Given request
Collect all lines from the listing that include the string "representation".
▼▼▼
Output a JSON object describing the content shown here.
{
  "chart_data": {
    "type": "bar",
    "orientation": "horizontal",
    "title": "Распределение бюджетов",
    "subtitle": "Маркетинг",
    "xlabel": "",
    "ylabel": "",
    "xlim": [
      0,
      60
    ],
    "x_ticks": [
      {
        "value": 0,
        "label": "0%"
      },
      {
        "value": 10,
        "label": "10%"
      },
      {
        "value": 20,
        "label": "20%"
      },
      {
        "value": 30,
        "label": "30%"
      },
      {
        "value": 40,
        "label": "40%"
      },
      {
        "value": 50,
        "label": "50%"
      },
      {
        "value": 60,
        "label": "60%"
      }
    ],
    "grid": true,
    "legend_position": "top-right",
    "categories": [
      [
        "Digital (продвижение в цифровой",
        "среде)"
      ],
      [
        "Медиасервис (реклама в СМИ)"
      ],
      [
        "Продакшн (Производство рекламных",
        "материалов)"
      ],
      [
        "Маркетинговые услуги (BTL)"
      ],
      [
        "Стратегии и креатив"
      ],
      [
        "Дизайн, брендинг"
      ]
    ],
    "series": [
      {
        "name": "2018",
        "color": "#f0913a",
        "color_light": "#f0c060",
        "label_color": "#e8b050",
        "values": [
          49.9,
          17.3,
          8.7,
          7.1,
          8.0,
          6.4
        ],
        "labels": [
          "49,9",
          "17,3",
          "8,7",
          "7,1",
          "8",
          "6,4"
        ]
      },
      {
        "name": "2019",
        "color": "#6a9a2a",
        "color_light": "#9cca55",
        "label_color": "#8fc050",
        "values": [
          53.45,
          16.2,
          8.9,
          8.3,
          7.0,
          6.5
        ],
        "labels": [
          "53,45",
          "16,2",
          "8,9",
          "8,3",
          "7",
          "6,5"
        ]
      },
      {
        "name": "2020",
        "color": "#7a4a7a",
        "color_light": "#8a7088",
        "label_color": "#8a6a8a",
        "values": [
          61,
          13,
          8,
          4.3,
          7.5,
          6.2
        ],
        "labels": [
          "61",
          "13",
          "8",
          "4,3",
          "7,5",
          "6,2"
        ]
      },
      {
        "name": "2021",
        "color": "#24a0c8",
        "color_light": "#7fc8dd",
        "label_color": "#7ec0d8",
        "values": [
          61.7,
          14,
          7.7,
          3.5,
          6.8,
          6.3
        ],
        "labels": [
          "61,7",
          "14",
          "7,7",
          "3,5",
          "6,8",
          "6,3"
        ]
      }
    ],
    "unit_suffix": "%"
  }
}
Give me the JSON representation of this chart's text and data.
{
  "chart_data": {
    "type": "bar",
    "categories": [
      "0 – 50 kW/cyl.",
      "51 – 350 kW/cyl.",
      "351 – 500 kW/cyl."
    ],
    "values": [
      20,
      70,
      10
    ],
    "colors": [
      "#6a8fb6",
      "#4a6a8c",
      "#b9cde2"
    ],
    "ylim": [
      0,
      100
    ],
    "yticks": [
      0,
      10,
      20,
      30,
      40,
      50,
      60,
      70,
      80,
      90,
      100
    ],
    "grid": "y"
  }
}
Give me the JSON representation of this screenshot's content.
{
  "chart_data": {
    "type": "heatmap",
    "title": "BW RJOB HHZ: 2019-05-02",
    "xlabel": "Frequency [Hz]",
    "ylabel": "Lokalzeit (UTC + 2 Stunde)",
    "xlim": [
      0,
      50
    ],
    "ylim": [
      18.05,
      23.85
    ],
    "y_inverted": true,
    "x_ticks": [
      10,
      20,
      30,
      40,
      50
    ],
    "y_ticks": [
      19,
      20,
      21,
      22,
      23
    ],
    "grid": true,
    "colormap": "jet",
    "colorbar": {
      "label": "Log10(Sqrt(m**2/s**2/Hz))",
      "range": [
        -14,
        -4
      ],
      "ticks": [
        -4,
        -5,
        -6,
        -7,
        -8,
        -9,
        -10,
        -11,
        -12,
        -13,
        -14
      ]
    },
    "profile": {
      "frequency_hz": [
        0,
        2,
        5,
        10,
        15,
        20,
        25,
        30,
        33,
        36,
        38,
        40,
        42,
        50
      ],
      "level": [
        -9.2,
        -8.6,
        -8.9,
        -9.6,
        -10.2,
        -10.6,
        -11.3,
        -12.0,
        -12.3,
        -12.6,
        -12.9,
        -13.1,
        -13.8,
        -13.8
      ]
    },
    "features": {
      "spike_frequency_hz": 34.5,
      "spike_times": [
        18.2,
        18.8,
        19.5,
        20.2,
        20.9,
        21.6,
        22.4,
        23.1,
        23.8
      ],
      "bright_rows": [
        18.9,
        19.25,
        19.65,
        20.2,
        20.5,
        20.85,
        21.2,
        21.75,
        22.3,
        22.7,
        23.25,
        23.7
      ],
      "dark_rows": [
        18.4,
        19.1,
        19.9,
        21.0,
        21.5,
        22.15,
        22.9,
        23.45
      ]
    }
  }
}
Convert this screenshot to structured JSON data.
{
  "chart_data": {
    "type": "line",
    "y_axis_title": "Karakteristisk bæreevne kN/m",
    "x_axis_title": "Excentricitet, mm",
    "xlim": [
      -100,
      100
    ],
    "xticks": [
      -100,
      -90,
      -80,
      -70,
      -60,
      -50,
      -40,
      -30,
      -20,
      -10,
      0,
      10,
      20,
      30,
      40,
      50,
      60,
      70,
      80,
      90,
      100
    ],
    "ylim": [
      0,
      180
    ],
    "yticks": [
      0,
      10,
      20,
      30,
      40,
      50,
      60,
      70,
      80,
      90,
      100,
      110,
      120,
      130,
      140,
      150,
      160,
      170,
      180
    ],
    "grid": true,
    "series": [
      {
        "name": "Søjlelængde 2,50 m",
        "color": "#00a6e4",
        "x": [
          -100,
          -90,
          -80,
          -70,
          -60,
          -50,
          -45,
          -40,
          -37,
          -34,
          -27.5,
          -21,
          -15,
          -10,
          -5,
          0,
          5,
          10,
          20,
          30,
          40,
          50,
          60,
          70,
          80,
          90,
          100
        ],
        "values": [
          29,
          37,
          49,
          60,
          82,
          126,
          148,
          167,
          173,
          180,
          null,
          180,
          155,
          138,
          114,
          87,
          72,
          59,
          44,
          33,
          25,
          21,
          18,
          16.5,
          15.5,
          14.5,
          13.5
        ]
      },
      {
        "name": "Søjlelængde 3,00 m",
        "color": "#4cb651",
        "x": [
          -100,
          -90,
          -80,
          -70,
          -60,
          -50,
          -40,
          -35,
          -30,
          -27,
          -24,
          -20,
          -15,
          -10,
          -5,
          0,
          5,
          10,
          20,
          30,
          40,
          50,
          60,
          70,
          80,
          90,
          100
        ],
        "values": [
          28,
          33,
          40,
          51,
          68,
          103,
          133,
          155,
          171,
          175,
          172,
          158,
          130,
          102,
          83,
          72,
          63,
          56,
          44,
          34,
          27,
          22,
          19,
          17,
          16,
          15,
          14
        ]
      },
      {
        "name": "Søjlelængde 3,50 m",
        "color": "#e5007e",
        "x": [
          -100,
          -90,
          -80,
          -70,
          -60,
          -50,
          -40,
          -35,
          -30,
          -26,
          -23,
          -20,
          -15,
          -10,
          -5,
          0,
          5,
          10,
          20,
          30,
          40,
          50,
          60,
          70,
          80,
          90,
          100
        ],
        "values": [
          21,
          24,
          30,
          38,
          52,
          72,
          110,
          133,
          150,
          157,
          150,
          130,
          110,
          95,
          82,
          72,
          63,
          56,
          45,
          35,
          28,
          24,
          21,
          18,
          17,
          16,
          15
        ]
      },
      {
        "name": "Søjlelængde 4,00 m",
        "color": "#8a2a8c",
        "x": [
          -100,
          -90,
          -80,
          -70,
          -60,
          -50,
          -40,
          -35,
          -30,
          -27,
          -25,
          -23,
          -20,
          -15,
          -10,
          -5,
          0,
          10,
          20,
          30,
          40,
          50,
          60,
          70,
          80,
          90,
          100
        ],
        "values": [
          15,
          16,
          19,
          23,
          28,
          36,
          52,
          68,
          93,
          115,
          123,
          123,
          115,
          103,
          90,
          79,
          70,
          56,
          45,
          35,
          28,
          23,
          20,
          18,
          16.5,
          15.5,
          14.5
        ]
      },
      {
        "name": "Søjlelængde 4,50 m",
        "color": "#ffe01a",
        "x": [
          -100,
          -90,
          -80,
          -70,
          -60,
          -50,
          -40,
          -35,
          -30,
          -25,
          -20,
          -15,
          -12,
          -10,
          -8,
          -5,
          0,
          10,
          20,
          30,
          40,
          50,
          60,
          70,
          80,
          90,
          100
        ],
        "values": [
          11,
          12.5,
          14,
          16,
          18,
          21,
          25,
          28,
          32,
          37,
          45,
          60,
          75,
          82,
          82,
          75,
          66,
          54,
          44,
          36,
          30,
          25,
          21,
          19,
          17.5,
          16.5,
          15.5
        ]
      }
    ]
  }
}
▲▲▲
Exercise response
Give me the JSON representation of this chart's text and data.
Give me the JSON representation of this screenshot's content.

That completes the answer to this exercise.